▶ **TASK TO COMPLETE**:
Which lines in the records below contain the word "nutritious"? Copy each of them.

▶ **TASK INPUT**:
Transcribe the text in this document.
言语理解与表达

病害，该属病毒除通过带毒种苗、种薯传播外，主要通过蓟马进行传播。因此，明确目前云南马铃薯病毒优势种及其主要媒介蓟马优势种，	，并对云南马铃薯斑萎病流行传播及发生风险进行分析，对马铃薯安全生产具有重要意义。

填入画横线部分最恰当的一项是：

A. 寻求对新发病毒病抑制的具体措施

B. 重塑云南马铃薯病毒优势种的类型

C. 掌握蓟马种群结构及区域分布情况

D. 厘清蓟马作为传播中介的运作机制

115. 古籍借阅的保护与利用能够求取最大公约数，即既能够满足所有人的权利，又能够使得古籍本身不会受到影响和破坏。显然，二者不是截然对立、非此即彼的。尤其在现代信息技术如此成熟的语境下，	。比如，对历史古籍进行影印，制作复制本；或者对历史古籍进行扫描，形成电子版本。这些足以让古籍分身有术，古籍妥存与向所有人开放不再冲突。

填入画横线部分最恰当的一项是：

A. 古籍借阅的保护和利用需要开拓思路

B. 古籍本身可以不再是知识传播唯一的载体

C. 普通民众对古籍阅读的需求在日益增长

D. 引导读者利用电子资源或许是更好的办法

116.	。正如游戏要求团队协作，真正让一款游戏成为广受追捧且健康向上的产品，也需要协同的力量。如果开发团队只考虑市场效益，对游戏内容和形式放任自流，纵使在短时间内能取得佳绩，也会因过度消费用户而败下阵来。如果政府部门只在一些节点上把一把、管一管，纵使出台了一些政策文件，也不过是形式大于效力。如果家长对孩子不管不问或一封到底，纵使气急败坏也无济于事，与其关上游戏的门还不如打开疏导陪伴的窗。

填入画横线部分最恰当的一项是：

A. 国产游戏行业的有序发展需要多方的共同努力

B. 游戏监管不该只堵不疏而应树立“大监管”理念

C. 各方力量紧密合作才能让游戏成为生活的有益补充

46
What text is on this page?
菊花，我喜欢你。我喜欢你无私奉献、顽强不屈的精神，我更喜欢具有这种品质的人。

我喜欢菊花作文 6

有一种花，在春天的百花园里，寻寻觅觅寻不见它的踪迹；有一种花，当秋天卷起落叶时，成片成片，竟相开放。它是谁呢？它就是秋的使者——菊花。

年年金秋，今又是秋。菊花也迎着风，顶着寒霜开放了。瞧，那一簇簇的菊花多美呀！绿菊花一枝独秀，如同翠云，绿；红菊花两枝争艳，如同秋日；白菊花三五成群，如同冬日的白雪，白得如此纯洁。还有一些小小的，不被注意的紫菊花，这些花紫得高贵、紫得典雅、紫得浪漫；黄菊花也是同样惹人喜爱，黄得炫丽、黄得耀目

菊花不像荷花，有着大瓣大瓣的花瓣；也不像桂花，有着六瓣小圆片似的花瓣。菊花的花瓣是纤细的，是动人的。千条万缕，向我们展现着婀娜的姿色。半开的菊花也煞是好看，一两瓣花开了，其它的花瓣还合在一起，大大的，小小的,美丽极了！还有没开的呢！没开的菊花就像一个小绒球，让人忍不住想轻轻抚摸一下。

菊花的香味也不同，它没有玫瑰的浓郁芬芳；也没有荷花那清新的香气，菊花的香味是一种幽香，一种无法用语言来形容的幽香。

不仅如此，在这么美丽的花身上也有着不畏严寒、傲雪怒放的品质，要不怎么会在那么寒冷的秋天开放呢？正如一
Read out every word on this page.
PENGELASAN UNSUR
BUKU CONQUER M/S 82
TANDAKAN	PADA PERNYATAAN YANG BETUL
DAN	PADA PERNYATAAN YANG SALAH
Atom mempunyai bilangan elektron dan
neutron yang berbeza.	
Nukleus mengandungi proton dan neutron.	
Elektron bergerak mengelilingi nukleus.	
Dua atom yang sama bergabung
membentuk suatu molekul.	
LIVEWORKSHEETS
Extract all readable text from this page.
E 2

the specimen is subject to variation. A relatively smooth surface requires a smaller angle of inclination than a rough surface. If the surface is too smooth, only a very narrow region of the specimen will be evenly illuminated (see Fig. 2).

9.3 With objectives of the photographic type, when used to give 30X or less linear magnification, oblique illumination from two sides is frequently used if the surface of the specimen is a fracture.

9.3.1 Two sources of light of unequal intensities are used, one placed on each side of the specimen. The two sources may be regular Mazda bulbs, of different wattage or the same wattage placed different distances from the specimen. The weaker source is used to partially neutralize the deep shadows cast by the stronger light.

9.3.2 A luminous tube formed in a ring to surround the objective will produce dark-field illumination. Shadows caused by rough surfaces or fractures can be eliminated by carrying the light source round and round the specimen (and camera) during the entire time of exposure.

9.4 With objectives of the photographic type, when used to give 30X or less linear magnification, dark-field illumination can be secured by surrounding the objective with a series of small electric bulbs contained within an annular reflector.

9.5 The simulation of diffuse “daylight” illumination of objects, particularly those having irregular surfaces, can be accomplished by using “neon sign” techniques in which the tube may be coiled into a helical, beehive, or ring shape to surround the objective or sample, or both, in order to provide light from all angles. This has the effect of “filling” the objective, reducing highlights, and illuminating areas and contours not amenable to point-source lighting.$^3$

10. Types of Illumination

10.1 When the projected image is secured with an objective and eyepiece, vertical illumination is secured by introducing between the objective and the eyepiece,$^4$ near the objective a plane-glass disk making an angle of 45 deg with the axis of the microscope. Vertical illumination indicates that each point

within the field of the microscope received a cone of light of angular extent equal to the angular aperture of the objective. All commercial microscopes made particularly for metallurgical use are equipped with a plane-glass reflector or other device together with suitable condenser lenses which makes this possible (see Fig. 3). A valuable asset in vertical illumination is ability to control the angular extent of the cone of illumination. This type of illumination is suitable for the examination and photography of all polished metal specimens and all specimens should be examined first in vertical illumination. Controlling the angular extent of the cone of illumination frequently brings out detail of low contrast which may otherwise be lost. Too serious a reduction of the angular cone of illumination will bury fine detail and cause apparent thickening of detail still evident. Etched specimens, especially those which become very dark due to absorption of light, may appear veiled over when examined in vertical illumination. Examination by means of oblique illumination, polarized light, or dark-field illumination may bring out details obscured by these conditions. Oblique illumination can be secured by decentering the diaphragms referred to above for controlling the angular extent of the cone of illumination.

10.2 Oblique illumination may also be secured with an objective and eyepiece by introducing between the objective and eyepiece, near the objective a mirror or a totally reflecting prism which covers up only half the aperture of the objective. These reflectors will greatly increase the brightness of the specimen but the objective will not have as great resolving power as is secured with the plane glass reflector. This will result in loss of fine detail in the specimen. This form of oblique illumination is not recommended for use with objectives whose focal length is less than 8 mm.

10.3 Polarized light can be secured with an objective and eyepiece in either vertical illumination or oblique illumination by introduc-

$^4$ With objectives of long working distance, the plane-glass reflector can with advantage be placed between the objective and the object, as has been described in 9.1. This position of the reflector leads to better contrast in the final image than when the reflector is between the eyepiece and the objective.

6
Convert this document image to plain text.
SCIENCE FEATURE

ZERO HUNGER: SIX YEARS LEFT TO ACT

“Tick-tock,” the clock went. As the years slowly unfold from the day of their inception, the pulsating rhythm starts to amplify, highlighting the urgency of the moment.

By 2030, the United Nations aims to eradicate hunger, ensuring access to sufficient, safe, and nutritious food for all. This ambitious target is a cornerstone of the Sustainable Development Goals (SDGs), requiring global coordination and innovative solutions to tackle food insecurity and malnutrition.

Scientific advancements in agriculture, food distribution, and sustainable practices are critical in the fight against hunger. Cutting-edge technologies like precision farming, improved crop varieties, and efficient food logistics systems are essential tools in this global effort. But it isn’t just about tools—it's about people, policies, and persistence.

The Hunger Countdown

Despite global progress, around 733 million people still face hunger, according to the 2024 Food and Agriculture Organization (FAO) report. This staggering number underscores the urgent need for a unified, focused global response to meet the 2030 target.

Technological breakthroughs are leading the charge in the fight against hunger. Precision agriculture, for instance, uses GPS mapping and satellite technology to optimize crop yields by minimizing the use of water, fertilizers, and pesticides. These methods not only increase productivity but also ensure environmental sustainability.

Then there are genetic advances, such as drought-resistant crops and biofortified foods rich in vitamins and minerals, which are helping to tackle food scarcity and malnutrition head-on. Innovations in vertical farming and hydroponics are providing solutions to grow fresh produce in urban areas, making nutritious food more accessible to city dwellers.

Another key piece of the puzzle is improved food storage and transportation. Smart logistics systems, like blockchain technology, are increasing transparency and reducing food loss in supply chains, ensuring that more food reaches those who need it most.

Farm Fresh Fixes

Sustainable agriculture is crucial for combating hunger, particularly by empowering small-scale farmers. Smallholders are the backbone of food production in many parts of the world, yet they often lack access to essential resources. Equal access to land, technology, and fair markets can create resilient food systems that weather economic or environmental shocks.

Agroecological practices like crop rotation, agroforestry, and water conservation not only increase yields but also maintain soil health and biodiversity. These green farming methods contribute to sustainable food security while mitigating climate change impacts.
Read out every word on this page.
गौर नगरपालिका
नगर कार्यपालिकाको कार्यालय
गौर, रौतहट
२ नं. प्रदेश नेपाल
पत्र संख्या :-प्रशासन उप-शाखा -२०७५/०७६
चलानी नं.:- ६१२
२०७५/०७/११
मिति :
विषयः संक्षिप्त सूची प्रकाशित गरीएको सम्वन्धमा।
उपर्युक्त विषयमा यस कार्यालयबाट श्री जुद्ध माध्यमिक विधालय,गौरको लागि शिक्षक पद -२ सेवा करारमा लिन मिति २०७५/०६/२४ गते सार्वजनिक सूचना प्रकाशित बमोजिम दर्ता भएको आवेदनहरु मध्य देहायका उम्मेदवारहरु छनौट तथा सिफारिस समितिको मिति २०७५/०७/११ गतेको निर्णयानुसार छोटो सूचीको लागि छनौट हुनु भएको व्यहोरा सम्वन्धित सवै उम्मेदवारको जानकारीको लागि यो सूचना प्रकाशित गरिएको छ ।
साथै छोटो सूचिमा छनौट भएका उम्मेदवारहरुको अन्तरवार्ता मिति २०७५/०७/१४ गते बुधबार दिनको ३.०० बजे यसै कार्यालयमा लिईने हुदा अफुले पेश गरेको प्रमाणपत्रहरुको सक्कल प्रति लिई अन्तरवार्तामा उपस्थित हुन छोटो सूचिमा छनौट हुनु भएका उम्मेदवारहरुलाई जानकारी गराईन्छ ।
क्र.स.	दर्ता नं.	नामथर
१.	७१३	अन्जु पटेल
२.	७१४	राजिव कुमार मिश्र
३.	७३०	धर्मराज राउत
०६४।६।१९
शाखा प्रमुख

▶ **SOLVED EXERCISE**:
By 2030, the United Nations aims to eradicate hunger, ensuring access to sufficient, safe, and nutritious food for all. This ambitious target is a cornerstone of the Sustainable Development Goals (SDGs), requiring global coordination and innovative solutions to tackle food insecurity and malnutrition.
Then there are genetic advances, such as drought-resistant crops and biofortified foods rich in vitamins and minerals, which are helping to tackle food scarcity and malnutrition head-on. Innovations in vertical farming and hydroponics are providing solutions to grow fresh produce in urban areas, making nutritious food more accessible to city dwellers.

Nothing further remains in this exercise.